--- Start DATA IN THIS EXERCISE ---

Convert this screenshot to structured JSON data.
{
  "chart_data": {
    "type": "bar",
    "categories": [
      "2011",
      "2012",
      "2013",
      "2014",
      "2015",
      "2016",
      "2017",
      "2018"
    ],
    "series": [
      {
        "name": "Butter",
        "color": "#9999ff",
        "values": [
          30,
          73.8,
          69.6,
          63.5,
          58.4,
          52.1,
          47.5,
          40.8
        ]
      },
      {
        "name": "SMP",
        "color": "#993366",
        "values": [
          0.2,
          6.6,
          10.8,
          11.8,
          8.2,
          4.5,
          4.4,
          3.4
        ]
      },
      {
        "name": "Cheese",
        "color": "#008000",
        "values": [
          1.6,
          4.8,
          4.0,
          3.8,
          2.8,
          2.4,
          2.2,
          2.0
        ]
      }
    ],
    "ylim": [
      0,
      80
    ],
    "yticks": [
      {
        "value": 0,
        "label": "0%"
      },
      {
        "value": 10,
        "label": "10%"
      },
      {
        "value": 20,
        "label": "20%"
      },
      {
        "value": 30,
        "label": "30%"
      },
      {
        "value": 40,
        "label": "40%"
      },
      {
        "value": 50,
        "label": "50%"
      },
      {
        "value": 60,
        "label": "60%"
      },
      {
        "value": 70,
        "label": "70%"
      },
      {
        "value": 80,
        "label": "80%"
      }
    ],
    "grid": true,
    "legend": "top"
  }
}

--- End DATA IN THIS EXERCISE ---

STATED PROBLEM » Your task is to repeat the data exactly, with nothing left out.

OUTPUT »
Convert this screenshot to structured JSON data.
{
  "chart_data": {
    "type": "bar",
    "categories": [
      "2011",
      "2012",
      "2013",
      "2014",
      "2015",
      "2016",
      "2017",
      "2018"
    ],
    "series": [
      {
        "name": "Butter",
        "color": "#9999ff",
        "values": [
          30,
          73.8,
          69.6,
          63.5,
          58.4,
          52.1,
          47.5,
          40.8
        ]
      },
      {
        "name": "SMP",
        "color": "#993366",
        "values": [
          0.2,
          6.6,
          10.8,
          11.8,
          8.2,
          4.5,
          4.4,
          3.4
        ]
      },
      {
        "name": "Cheese",
        "color": "#008000",
        "values": [
          1.6,
          4.8,
          4.0,
          3.8,
          2.8,
          2.4,
          2.2,
          2.0
        ]
      }
    ],
    "ylim": [
      0,
      80
    ],
    "yticks": [
      {
        "value": 0,
        "label": "0%"
      },
      {
        "value": 10,
        "label": "10%"
      },
      {
        "value": 20,
        "label": "20%"
      },
      {
        "value": 30,
        "label": "30%"
      },
      {
        "value": 40,
        "label": "40%"
      },
      {
        "value": 50,
        "label": "50%"
      },
      {
        "value": 60,
        "label": "60%"
      },
      {
        "value": 70,
        "label": "70%"
      },
      {
        "value": 80,
        "label": "80%"
      }
    ],
    "grid": true,
    "legend": "top"
  }
}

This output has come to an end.